**Task details**
Where a line holds the string "Glint", return that line.
[Available data start]
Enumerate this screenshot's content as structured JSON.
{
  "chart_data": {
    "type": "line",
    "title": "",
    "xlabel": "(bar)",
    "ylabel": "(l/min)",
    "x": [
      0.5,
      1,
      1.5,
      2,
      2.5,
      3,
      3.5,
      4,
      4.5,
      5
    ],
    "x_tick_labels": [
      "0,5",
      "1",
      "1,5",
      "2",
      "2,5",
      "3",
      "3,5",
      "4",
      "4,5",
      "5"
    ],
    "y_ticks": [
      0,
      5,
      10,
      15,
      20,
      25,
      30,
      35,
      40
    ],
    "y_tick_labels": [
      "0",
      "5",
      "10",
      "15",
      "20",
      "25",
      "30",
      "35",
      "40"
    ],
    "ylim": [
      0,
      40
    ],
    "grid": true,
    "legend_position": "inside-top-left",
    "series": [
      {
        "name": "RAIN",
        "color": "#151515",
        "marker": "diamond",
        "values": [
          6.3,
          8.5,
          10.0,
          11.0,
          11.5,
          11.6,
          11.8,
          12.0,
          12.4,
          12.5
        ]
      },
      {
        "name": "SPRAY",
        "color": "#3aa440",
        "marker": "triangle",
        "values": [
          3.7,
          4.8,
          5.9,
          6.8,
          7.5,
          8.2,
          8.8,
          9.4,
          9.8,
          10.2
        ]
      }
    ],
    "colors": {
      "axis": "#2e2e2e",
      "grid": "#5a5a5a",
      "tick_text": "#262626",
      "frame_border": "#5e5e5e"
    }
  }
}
[Available data end]
[Available data start]
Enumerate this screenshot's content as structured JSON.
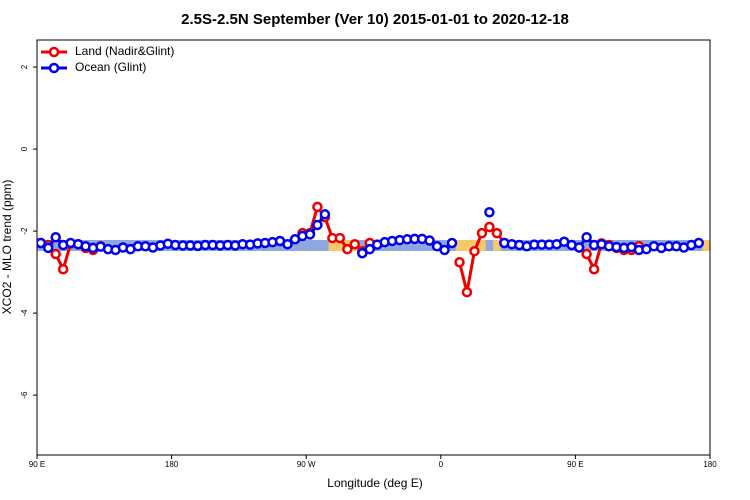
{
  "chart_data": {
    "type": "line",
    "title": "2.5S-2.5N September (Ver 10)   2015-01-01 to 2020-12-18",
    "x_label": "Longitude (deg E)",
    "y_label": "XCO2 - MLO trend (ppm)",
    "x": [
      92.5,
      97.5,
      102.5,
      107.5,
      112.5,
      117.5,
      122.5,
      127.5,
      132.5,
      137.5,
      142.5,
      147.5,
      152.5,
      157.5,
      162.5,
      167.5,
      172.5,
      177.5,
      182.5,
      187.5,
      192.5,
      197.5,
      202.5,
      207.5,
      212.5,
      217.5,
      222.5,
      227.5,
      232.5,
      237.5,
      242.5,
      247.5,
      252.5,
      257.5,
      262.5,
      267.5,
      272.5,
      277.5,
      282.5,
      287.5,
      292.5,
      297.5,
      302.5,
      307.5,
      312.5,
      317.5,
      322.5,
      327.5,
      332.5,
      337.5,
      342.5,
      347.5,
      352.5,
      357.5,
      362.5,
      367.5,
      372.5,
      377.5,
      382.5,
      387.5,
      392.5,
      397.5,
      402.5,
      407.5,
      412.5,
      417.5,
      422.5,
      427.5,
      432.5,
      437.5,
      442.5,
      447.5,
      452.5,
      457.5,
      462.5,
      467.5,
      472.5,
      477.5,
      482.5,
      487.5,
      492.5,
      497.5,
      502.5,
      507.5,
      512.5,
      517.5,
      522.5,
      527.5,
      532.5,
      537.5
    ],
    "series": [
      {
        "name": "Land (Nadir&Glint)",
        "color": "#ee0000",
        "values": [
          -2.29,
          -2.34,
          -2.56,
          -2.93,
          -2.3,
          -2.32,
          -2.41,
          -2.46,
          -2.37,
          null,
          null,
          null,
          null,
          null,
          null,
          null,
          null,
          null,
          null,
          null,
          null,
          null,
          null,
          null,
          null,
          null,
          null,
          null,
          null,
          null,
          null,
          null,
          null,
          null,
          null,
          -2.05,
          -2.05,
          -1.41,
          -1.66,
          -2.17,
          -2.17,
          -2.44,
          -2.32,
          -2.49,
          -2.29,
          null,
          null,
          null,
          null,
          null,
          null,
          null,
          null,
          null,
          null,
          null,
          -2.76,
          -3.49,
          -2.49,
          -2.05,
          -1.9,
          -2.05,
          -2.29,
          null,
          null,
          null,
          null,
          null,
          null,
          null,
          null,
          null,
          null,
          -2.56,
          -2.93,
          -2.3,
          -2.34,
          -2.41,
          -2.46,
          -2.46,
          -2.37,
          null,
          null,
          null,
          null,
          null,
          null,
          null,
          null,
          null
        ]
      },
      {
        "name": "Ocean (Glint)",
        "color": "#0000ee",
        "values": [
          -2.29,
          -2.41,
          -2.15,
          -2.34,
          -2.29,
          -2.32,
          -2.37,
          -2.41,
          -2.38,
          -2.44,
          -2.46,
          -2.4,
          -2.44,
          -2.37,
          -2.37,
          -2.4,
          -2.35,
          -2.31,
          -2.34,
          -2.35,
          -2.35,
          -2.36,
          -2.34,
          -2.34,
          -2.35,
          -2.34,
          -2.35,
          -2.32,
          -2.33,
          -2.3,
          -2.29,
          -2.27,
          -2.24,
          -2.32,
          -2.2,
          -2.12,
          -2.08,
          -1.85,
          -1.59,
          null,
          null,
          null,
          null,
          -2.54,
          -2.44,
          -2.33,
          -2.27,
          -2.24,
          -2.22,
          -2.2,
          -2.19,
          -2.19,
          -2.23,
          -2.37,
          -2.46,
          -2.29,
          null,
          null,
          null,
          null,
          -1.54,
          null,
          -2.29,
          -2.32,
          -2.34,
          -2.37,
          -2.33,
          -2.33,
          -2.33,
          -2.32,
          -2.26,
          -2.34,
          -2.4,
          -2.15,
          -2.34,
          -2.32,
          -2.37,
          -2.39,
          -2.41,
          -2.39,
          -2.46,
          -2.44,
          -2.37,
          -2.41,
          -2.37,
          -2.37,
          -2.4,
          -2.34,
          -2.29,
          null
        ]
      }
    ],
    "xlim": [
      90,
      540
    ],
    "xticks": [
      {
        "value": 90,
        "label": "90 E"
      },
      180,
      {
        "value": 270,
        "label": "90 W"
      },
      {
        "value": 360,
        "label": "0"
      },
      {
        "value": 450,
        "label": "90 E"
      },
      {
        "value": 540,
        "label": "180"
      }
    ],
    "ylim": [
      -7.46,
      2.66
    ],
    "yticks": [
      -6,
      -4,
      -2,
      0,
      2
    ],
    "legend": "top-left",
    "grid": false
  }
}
[Available data end]
**Task response**
        "name": "Land (Nadir&Glint)",
        "name": "Ocean (Glint)",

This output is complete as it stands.